◆ THE PROBLEM
Tell how many lines have the string "нечетной" in them, and write nothing besides the number.
— start —
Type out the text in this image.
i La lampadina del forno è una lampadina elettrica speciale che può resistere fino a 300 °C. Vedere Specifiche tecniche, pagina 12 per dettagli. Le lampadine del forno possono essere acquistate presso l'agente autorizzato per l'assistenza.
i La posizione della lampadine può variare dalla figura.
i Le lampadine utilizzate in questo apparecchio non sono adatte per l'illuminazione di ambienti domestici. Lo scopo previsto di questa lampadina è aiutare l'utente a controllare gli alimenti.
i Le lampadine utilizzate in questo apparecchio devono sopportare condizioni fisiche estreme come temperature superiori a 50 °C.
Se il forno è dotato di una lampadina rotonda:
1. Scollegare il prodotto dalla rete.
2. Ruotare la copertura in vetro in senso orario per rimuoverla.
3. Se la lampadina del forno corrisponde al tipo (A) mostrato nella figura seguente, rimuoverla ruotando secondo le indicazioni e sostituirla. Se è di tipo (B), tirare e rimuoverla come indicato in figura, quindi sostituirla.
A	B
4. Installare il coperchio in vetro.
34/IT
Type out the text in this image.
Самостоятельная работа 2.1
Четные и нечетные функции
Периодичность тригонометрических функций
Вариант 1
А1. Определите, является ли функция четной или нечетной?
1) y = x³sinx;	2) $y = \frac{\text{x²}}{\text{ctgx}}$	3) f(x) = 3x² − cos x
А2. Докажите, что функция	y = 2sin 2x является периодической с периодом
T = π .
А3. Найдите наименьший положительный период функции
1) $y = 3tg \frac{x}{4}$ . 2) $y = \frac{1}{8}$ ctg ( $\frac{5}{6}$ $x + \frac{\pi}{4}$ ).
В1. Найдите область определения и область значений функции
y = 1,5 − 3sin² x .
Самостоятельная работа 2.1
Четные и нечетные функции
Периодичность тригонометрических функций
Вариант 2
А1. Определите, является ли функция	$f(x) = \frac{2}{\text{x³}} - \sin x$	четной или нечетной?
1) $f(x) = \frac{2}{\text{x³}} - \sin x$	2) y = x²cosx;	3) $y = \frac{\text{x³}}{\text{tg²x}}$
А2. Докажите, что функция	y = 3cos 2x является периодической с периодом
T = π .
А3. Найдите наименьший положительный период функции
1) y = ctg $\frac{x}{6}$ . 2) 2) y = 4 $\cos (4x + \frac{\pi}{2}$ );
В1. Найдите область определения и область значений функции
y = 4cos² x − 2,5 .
— end —
◆ SOLUTION FOR THIS PROBLEM
2